* Start ROWS *
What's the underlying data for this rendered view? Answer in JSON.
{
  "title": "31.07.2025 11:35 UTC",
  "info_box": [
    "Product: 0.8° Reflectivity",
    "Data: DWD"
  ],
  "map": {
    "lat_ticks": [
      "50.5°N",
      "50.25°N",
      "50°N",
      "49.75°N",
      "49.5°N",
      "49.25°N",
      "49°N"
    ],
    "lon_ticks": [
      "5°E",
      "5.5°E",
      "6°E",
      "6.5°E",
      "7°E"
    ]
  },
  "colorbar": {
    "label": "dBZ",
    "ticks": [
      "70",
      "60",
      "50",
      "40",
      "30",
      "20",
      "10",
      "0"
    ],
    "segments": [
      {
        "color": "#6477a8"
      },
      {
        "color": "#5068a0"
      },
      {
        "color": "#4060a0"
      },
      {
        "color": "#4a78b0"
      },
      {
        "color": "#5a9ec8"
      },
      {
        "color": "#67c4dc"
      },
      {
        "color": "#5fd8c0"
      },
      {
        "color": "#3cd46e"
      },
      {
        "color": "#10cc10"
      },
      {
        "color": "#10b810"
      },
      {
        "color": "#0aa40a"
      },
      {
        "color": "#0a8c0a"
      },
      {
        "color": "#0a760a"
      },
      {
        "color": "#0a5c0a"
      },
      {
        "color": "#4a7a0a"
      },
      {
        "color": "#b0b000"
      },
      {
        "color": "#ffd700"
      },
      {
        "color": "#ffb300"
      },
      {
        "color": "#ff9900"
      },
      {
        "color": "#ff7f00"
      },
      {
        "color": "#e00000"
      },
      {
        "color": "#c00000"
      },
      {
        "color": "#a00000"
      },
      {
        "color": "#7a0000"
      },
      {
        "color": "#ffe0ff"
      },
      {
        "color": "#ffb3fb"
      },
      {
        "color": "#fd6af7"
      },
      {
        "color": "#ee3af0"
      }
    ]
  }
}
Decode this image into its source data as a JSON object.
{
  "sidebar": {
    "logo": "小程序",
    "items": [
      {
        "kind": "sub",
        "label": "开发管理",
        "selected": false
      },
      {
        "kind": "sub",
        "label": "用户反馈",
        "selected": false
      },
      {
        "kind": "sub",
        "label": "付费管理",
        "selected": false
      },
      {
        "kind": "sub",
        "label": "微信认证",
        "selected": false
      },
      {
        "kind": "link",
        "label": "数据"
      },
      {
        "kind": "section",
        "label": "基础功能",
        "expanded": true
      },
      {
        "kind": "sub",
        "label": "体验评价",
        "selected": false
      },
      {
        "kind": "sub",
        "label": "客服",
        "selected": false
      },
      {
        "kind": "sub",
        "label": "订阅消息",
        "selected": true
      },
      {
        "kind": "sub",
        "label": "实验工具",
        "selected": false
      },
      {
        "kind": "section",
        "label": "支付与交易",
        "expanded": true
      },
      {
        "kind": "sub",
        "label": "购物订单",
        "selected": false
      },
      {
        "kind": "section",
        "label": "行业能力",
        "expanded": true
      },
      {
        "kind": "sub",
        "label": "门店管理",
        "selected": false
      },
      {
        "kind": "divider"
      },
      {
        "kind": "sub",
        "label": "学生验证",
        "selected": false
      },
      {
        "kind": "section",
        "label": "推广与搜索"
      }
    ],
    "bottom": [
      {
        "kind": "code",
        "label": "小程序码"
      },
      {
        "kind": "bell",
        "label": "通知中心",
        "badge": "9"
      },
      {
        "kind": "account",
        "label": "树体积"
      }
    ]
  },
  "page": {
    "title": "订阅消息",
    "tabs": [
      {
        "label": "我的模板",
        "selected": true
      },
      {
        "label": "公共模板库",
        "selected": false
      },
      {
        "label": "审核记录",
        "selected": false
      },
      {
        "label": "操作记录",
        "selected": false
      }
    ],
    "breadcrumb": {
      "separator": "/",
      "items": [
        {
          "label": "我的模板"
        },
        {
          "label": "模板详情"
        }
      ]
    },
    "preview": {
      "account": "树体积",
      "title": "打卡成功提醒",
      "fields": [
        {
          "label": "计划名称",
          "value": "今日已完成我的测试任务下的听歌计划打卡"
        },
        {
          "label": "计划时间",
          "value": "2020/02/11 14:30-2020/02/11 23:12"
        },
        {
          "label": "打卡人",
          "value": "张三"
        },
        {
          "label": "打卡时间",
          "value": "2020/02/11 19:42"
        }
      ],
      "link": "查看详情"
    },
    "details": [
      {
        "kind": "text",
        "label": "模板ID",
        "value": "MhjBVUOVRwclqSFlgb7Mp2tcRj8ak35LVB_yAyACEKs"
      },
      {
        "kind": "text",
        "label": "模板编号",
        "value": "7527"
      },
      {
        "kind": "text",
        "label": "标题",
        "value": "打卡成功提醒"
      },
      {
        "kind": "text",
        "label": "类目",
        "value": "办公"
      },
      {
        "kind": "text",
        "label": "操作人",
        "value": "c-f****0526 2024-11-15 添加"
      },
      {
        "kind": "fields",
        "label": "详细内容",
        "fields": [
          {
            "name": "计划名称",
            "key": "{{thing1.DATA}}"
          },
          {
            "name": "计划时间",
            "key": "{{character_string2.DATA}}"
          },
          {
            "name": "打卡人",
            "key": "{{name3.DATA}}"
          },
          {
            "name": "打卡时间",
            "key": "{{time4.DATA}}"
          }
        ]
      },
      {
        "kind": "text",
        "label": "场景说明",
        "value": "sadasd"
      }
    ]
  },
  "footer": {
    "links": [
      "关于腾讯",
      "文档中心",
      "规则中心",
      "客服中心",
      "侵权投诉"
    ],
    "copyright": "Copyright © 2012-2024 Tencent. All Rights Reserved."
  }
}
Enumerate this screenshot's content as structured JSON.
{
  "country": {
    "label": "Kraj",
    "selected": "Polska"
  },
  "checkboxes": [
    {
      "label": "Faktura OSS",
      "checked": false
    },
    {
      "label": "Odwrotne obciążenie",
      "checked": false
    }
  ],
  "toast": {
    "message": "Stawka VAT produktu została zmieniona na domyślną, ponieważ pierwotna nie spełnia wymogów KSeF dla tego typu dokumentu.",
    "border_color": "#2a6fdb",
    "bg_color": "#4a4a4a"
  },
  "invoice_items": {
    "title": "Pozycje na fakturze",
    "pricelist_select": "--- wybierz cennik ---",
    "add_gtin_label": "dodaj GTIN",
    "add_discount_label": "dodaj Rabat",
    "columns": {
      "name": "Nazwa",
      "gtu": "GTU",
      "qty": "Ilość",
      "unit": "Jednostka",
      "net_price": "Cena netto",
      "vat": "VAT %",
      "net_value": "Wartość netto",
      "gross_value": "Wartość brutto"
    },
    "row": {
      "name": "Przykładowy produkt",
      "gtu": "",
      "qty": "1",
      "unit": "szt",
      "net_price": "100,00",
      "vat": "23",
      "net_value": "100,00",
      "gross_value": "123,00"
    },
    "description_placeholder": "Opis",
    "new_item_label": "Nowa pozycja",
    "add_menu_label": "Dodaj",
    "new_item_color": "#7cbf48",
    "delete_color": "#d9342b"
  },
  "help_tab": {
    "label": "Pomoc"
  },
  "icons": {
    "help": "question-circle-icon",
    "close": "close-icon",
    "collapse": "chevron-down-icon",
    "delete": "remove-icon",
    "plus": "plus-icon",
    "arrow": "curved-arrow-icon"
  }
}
* End ROWS *
● **WHAT IS NEEDED**
Write out every line of the material again, exactly as it reads.

● **WORKED ANSWER**
What's the underlying data for this rendered view? Answer in JSON.
{
  "title": "31.07.2025 11:35 UTC",
  "info_box": [
    "Product: 0.8° Reflectivity",
    "Data: DWD"
  ],
  "map": {
    "lat_ticks": [
      "50.5°N",
      "50.25°N",
      "50°N",
      "49.75°N",
      "49.5°N",
      "49.25°N",
      "49°N"
    ],
    "lon_ticks": [
      "5°E",
      "5.5°E",
      "6°E",
      "6.5°E",
      "7°E"
    ]
  },
  "colorbar": {
    "label": "dBZ",
    "ticks": [
      "70",
      "60",
      "50",
      "40",
      "30",
      "20",
      "10",
      "0"
    ],
    "segments": [
      {
        "color": "#6477a8"
      },
      {
        "color": "#5068a0"
      },
      {
        "color": "#4060a0"
      },
      {
        "color": "#4a78b0"
      },
      {
        "color": "#5a9ec8"
      },
      {
        "color": "#67c4dc"
      },
      {
        "color": "#5fd8c0"
      },
      {
        "color": "#3cd46e"
      },
      {
        "color": "#10cc10"
      },
      {
        "color": "#10b810"
      },
      {
        "color": "#0aa40a"
      },
      {
        "color": "#0a8c0a"
      },
      {
        "color": "#0a760a"
      },
      {
        "color": "#0a5c0a"
      },
      {
        "color": "#4a7a0a"
      },
      {
        "color": "#b0b000"
      },
      {
        "color": "#ffd700"
      },
      {
        "color": "#ffb300"
      },
      {
        "color": "#ff9900"
      },
      {
        "color": "#ff7f00"
      },
      {
        "color": "#e00000"
      },
      {
        "color": "#c00000"
      },
      {
        "color": "#a00000"
      },
      {
        "color": "#7a0000"
      },
      {
        "color": "#ffe0ff"
      },
      {
        "color": "#ffb3fb"
      },
      {
        "color": "#fd6af7"
      },
      {
        "color": "#ee3af0"
      }
    ]
  }
}
Decode this image into its source data as a JSON object.
{
  "sidebar": {
    "logo": "小程序",
    "items": [
      {
        "kind": "sub",
        "label": "开发管理",
        "selected": false
      },
      {
        "kind": "sub",
        "label": "用户反馈",
        "selected": false
      },
      {
        "kind": "sub",
        "label": "付费管理",
        "selected": false
      },
      {
        "kind": "sub",
        "label": "微信认证",
        "selected": false
      },
      {
        "kind": "link",
        "label": "数据"
      },
      {
        "kind": "section",
        "label": "基础功能",
        "expanded": true
      },
      {
        "kind": "sub",
        "label": "体验评价",
        "selected": false
      },
      {
        "kind": "sub",
        "label": "客服",
        "selected": false
      },
      {
        "kind": "sub",
        "label": "订阅消息",
        "selected": true
      },
      {
        "kind": "sub",
        "label": "实验工具",
        "selected": false
      },
      {
        "kind": "section",
        "label": "支付与交易",
        "expanded": true
      },
      {
        "kind": "sub",
        "label": "购物订单",
        "selected": false
      },
      {
        "kind": "section",
        "label": "行业能力",
        "expanded": true
      },
      {
        "kind": "sub",
        "label": "门店管理",
        "selected": false
      },
      {
        "kind": "divider"
      },
      {
        "kind": "sub",
        "label": "学生验证",
        "selected": false
      },
      {
        "kind": "section",
        "label": "推广与搜索"
      }
    ],
    "bottom": [
      {
        "kind": "code",
        "label": "小程序码"
      },
      {
        "kind": "bell",
        "label": "通知中心",
        "badge": "9"
      },
      {
        "kind": "account",
        "label": "树体积"
      }
    ]
  },
  "page": {
    "title": "订阅消息",
    "tabs": [
      {
        "label": "我的模板",
        "selected": true
      },
      {
        "label": "公共模板库",
        "selected": false
      },
      {
        "label": "审核记录",
        "selected": false
      },
      {
        "label": "操作记录",
        "selected": false
      }
    ],
    "breadcrumb": {
      "separator": "/",
      "items": [
        {
          "label": "我的模板"
        },
        {
          "label": "模板详情"
        }
      ]
    },
    "preview": {
      "account": "树体积",
      "title": "打卡成功提醒",
      "fields": [
        {
          "label": "计划名称",
          "value": "今日已完成我的测试任务下的听歌计划打卡"
        },
        {
          "label": "计划时间",
          "value": "2020/02/11 14:30-2020/02/11 23:12"
        },
        {
          "label": "打卡人",
          "value": "张三"
        },
        {
          "label": "打卡时间",
          "value": "2020/02/11 19:42"
        }
      ],
      "link": "查看详情"
    },
    "details": [
      {
        "kind": "text",
        "label": "模板ID",
        "value": "MhjBVUOVRwclqSFlgb7Mp2tcRj8ak35LVB_yAyACEKs"
      },
      {
        "kind": "text",
        "label": "模板编号",
        "value": "7527"
      },
      {
        "kind": "text",
        "label": "标题",
        "value": "打卡成功提醒"
      },
      {
        "kind": "text",
        "label": "类目",
        "value": "办公"
      },
      {
        "kind": "text",
        "label": "操作人",
        "value": "c-f****0526 2024-11-15 添加"
      },
      {
        "kind": "fields",
        "label": "详细内容",
        "fields": [
          {
            "name": "计划名称",
            "key": "{{thing1.DATA}}"
          },
          {
            "name": "计划时间",
            "key": "{{character_string2.DATA}}"
          },
          {
            "name": "打卡人",
            "key": "{{name3.DATA}}"
          },
          {
            "name": "打卡时间",
            "key": "{{time4.DATA}}"
          }
        ]
      },
      {
        "kind": "text",
        "label": "场景说明",
        "value": "sadasd"
      }
    ]
  },
  "footer": {
    "links": [
      "关于腾讯",
      "文档中心",
      "规则中心",
      "客服中心",
      "侵权投诉"
    ],
    "copyright": "Copyright © 2012-2024 Tencent. All Rights Reserved."
  }
}
Enumerate this screenshot's content as structured JSON.
{
  "country": {
    "label": "Kraj",
    "selected": "Polska"
  },
  "checkboxes": [
    {
      "label": "Faktura OSS",
      "checked": false
    },
    {
      "label": "Odwrotne obciążenie",
      "checked": false
    }
  ],
  "toast": {
    "message": "Stawka VAT produktu została zmieniona na domyślną, ponieważ pierwotna nie spełnia wymogów KSeF dla tego typu dokumentu.",
    "border_color": "#2a6fdb",
    "bg_color": "#4a4a4a"
  },
  "invoice_items": {
    "title": "Pozycje na fakturze",
    "pricelist_select": "--- wybierz cennik ---",
    "add_gtin_label": "dodaj GTIN",
    "add_discount_label": "dodaj Rabat",
    "columns": {
      "name": "Nazwa",
      "gtu": "GTU",
      "qty": "Ilość",
      "unit": "Jednostka",
      "net_price": "Cena netto",
      "vat": "VAT %",
      "net_value": "Wartość netto",
      "gross_value": "Wartość brutto"
    },
    "row": {
      "name": "Przykładowy produkt",
      "gtu": "",
      "qty": "1",
      "unit": "szt",
      "net_price": "100,00",
      "vat": "23",
      "net_value": "100,00",
      "gross_value": "123,00"
    },
    "description_placeholder": "Opis",
    "new_item_label": "Nowa pozycja",
    "add_menu_label": "Dodaj",
    "new_item_color": "#7cbf48",
    "delete_color": "#d9342b"
  },
  "help_tab": {
    "label": "Pomoc"
  },
  "icons": {
    "help": "question-circle-icon",
    "close": "close-icon",
    "collapse": "chevron-down-icon",
    "delete": "remove-icon",
    "plus": "plus-icon",
    "arrow": "curved-arrow-icon"
  }
}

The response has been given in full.